* **Short task**
Reproduce the listing word for word, leaving every picture behind.

* START *

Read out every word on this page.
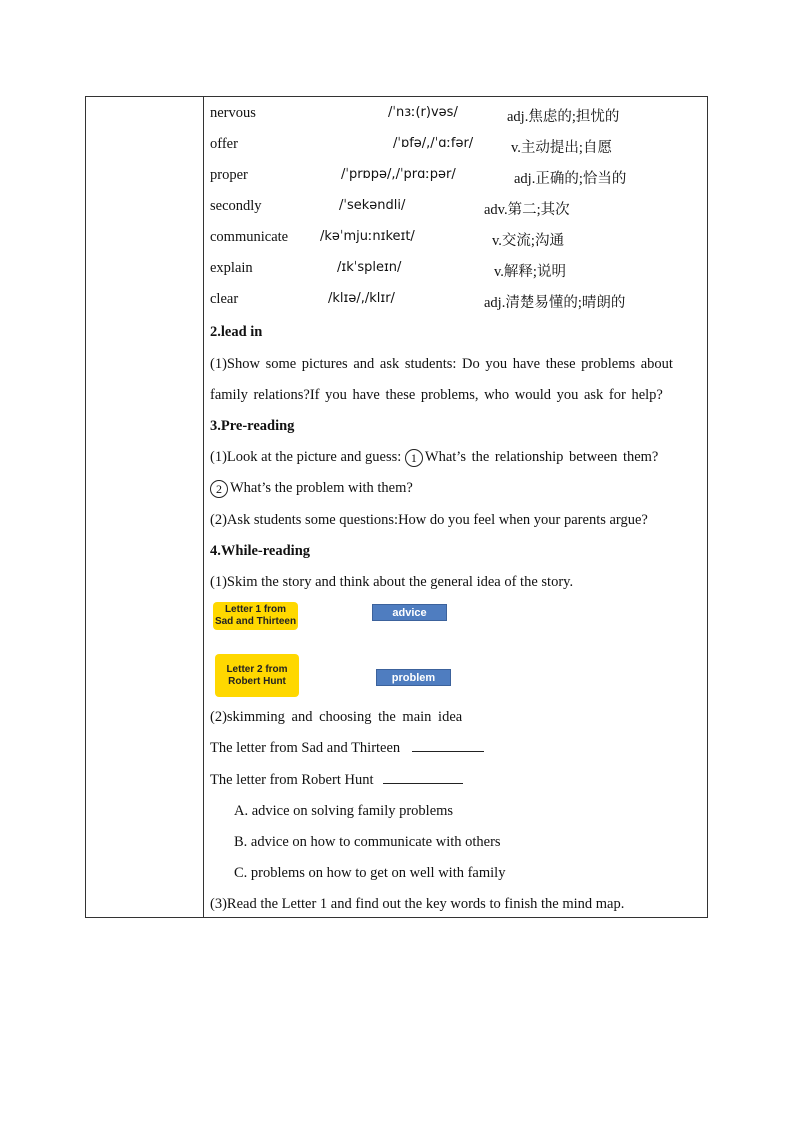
nervous	/ˈnɜː(r)vəs/	adj.焦虑的;担忧的
offer	/ˈɒfə/,/ˈɑːfər/	v.主动提出;自愿
proper	/ˈprɒpə/,/ˈprɑːpər/	adj.正确的;恰当的
secondly	/ˈsekəndli/	adv.第二;其次
communicate /kəˈmjuːnɪkeɪt/	v.交流;沟通
explain	/ɪkˈspleɪn/	v.解释;说明
clear	/klɪə/,/klɪr/	adj.清楚易懂的;晴朗的
2.lead in
(1)Show some pictures and ask students: Do you have these problems about
family relations?If you have these problems, who would you ask for help?
3.Pre-reading
(1)Look at the picture and guess: 1 What’s the relationship between them?
2 What’s the problem with them?
(2)Ask students some questions:How do you feel when your parents argue?
4.While-reading
(1)Skim the story and think about the general idea of the story.
Letter 1 from
Sad and Thirteen
advice
Letter 2 from
Robert Hunt	problem
(2)skimming and choosing the main idea
The letter from Sad and Thirteen
The letter from Robert Hunt
A. advice on solving family problems
B. advice on how to communicate with others
C. problems on how to get on well with family
(3)Read the Letter 1 and find out the key words to finish the mind map.
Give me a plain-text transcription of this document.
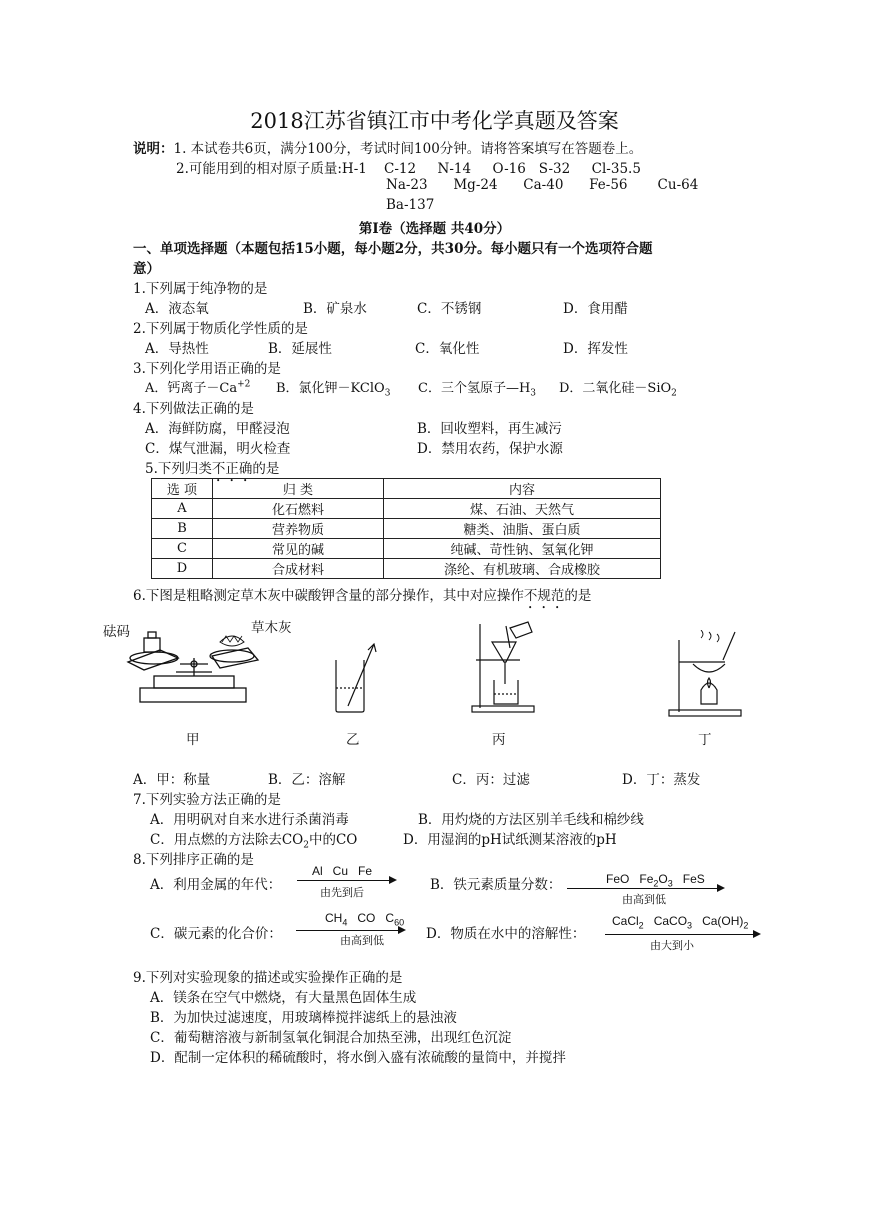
2018江苏省镇江市中考化学真题及答案
说明：1. 本试卷共6页，满分100分，考试时间100分钟。请将答案填写在答题卷上。
2.可能用到的相对原子质量:H-1    C-12     N-14     O-16   S-32     Cl-35.5
Na-23      Mg-24      Ca-40      Fe-56       Cu-64
Ba-137
第Ⅰ卷（选择题 共40分）
一、单项选择题（本题包括15小题，每小题2分，共30分。每小题只有一个选项符合题
意）
1.下列属于纯净物的是
A．液态氧	B．矿泉水	C．不锈钢	D．食用醋
2.下列属于物质化学性质的是
A．导热性	B．延展性	C．氧化性	D．挥发性
3.下列化学用语正确的是
A．钙离子$-Ca^{+2}$ B．氯化钾－KClO$_3$ C．三个氢原子$—H_3$ D．二氧化硅－SiO$_2$
4.下列做法正确的是
A．海鲜防腐，甲醛浸泡	B．回收塑料，再生减污
C．煤气泄漏，明火检查	D．禁用农药，保护水源
5.下列归类不正确的是
选 项	归 类	内容
A	化石燃料	煤、石油、天然气
B	营养物质	糖类、油脂、蛋白质
C	常见的碱	纯碱、苛性钠、氢氧化钾
D	合成材料	涤纶、有机玻璃、合成橡胶
6.下图是粗略测定草木灰中碳酸钾含量的部分操作，其中对应操作不规范的是
砝码	草木灰
甲	乙	丙	丁
A．甲：称量	B．乙：溶解	C．丙：过滤	D．丁：蒸发
7.下列实验方法正确的是
A．用明矾对自来水进行杀菌消毒	B．用灼烧的方法区别羊毛线和棉纱线
C．用点燃的方法除去$CO_2$中的CO	D．用湿润的pH试纸测某溶液的pH
8.下列排序正确的是
A．利用金属的年代：
Al   Cu   Fe
由先到后	B．铁元素质量分数：	FeO $Fe_2O_3$ FeS
由高到低
C．碳元素的化合价：
$CH_4$ CO $C_{60}$
由高到低	D．物质在水中的溶解性：
CaCl$_2$ CaCO$_3$ $Ca(OH)_2$
由大到小
9.下列对实验现象的描述或实验操作正确的是
A．镁条在空气中燃烧，有大量黑色固体生成
B．为加快过滤速度，用玻璃棒搅拌滤纸上的悬浊液
C．葡萄糖溶液与新制氢氧化铜混合加热至沸，出现红色沉淀
D．配制一定体积的稀硫酸时，将水倒入盛有浓硫酸的量筒中，并搅拌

* END *

* **Result of this exercise**
Read out every word on this page.
nervous	/ˈnɜː(r)vəs/	adj.焦虑的;担忧的
offer	/ˈɒfə/,/ˈɑːfər/	v.主动提出;自愿
proper	/ˈprɒpə/,/ˈprɑːpər/	adj.正确的;恰当的
secondly	/ˈsekəndli/	adv.第二;其次
communicate /kəˈmjuːnɪkeɪt/	v.交流;沟通
explain	/ɪkˈspleɪn/	v.解释;说明
clear	/klɪə/,/klɪr/	adj.清楚易懂的;晴朗的
2.lead in
(1)Show some pictures and ask students: Do you have these problems about
family relations?If you have these problems, who would you ask for help?
3.Pre-reading
(1)Look at the picture and guess: 1 What’s the relationship between them?
2 What’s the problem with them?
(2)Ask students some questions:How do you feel when your parents argue?
4.While-reading
(1)Skim the story and think about the general idea of the story.
Letter 1 from
Sad and Thirteen
advice
Letter 2 from
Robert Hunt	problem
(2)skimming and choosing the main idea
The letter from Sad and Thirteen
The letter from Robert Hunt
A. advice on solving family problems
B. advice on how to communicate with others
C. problems on how to get on well with family
(3)Read the Letter 1 and find out the key words to finish the mind map.
Give me a plain-text transcription of this document.
2018江苏省镇江市中考化学真题及答案
说明：1. 本试卷共6页，满分100分，考试时间100分钟。请将答案填写在答题卷上。
2.可能用到的相对原子质量:H-1    C-12     N-14     O-16   S-32     Cl-35.5
Na-23      Mg-24      Ca-40      Fe-56       Cu-64
Ba-137
第Ⅰ卷（选择题 共40分）
一、单项选择题（本题包括15小题，每小题2分，共30分。每小题只有一个选项符合题
意）
1.下列属于纯净物的是
A．液态氧	B．矿泉水	C．不锈钢	D．食用醋
2.下列属于物质化学性质的是
A．导热性	B．延展性	C．氧化性	D．挥发性
3.下列化学用语正确的是
A．钙离子$-Ca^{+2}$ B．氯化钾－KClO$_3$ C．三个氢原子$—H_3$ D．二氧化硅－SiO$_2$
4.下列做法正确的是
A．海鲜防腐，甲醛浸泡	B．回收塑料，再生减污
C．煤气泄漏，明火检查	D．禁用农药，保护水源
5.下列归类不正确的是
选 项	归 类	内容
A	化石燃料	煤、石油、天然气
B	营养物质	糖类、油脂、蛋白质
C	常见的碱	纯碱、苛性钠、氢氧化钾
D	合成材料	涤纶、有机玻璃、合成橡胶
6.下图是粗略测定草木灰中碳酸钾含量的部分操作，其中对应操作不规范的是
砝码	草木灰
甲	乙	丙	丁
A．甲：称量	B．乙：溶解	C．丙：过滤	D．丁：蒸发
7.下列实验方法正确的是
A．用明矾对自来水进行杀菌消毒	B．用灼烧的方法区别羊毛线和棉纱线
C．用点燃的方法除去$CO_2$中的CO	D．用湿润的pH试纸测某溶液的pH
8.下列排序正确的是
A．利用金属的年代：
Al   Cu   Fe
由先到后	B．铁元素质量分数：	FeO $Fe_2O_3$ FeS
由高到低
C．碳元素的化合价：
$CH_4$ CO $C_{60}$
由高到低	D．物质在水中的溶解性：
CaCl$_2$ CaCO$_3$ $Ca(OH)_2$
由大到小
9.下列对实验现象的描述或实验操作正确的是
A．镁条在空气中燃烧，有大量黑色固体生成
B．为加快过滤速度，用玻璃棒搅拌滤纸上的悬浊液
C．葡萄糖溶液与新制氢氧化铜混合加热至沸，出现红色沉淀
D．配制一定体积的稀硫酸时，将水倒入盛有浓硫酸的量筒中，并搅拌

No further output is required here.